Problem to solve: Output the entries word for word. Omit images.

Stored data:
******
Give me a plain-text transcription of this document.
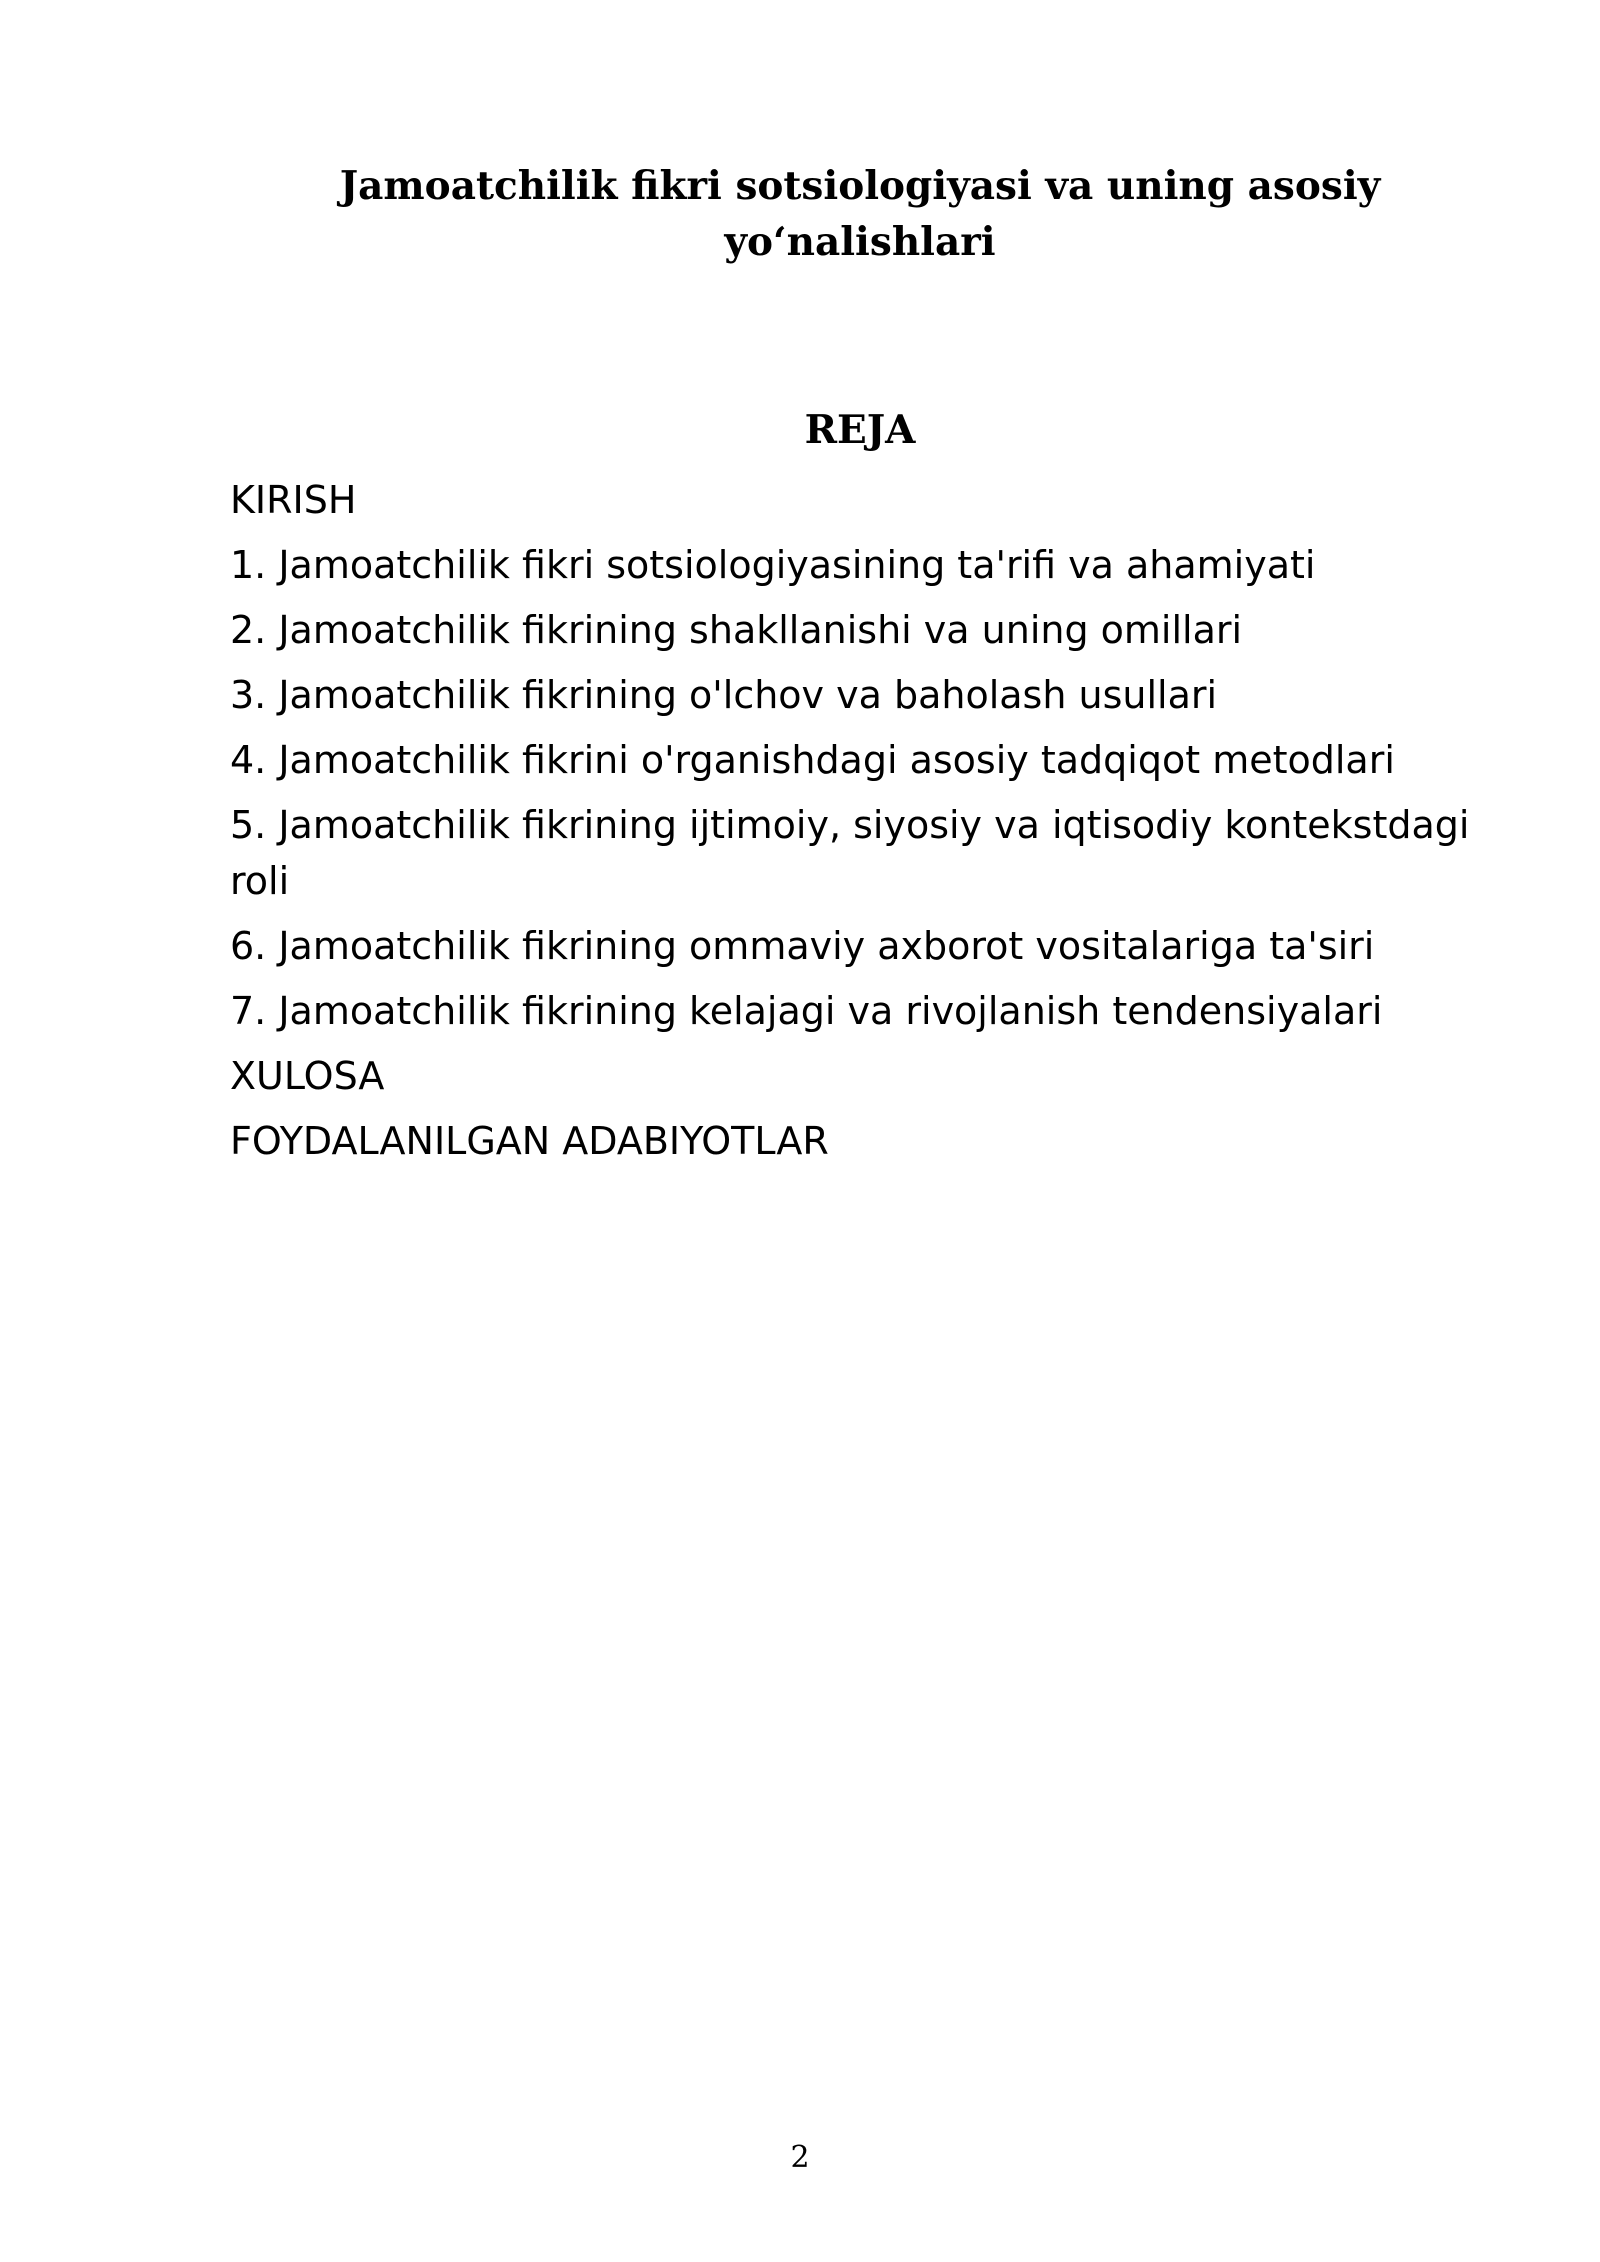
Jamoatchilik fikri sotsiologiyasi va uning asosiy
yo‘nalishlari
REJA
KIRISH
1. Jamoatchilik fikri sotsiologiyasining ta'rifi va ahamiyati
2. Jamoatchilik fikrining shakllanishi va uning omillari
3. Jamoatchilik fikrining o'lchov va baholash usullari
4. Jamoatchilik fikrini o'rganishdagi asosiy tadqiqot metodlari
5. Jamoatchilik fikrining ijtimoiy, siyosiy va iqtisodiy kontekstdagi roli
6. Jamoatchilik fikrining ommaviy axborot vositalariga ta'siri
7. Jamoatchilik fikrining kelajagi va rivojlanish tendensiyalari
XULOSA
FOYDALANILGAN ADABIYOTLAR
2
******
Solution:
Give me a plain-text transcription of this document.
Jamoatchilik fikri sotsiologiyasi va uning asosiy
yo‘nalishlari
REJA
KIRISH
1. Jamoatchilik fikri sotsiologiyasining ta'rifi va ahamiyati
2. Jamoatchilik fikrining shakllanishi va uning omillari
3. Jamoatchilik fikrining o'lchov va baholash usullari
4. Jamoatchilik fikrini o'rganishdagi asosiy tadqiqot metodlari
5. Jamoatchilik fikrining ijtimoiy, siyosiy va iqtisodiy kontekstdagi roli
6. Jamoatchilik fikrining ommaviy axborot vositalariga ta'siri
7. Jamoatchilik fikrining kelajagi va rivojlanish tendensiyalari
XULOSA
FOYDALANILGAN ADABIYOTLAR
2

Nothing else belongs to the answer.